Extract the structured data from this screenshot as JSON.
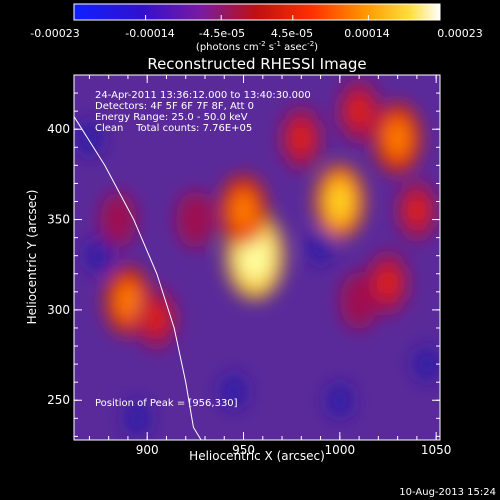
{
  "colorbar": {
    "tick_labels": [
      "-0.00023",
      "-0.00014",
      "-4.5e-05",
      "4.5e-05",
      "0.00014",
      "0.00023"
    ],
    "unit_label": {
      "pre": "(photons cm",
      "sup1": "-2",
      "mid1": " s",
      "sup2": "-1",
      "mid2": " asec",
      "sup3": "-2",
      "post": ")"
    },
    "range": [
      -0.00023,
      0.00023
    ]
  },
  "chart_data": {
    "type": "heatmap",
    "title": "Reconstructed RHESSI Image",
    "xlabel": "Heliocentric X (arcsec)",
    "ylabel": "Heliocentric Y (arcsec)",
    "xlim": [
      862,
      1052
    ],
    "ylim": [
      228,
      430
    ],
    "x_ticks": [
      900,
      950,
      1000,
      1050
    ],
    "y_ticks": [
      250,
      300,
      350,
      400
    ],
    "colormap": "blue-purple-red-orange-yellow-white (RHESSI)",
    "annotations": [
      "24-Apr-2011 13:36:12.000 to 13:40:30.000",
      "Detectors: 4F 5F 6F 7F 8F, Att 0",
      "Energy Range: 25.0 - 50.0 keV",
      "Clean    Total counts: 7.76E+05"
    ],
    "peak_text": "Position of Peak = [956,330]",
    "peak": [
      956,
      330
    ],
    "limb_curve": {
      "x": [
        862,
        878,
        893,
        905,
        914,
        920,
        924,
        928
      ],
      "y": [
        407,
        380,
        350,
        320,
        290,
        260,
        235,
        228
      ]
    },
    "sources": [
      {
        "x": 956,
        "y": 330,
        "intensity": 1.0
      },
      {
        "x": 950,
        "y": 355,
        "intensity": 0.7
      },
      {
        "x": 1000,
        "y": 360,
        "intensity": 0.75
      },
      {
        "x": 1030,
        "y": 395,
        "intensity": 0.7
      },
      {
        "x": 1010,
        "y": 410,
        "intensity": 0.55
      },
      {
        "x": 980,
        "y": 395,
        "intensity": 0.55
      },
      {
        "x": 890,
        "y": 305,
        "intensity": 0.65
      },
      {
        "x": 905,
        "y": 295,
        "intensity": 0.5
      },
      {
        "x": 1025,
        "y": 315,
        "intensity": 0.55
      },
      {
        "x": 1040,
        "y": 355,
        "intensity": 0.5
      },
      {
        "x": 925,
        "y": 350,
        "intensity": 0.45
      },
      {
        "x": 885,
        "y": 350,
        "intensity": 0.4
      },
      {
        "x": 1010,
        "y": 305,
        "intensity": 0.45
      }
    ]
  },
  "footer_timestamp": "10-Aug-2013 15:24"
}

Given instruction =
From the records given above, copy all lines containing "Heliocentric".

Written answer =
    "xlabel": "Heliocentric X (arcsec)",
    "ylabel": "Heliocentric Y (arcsec)",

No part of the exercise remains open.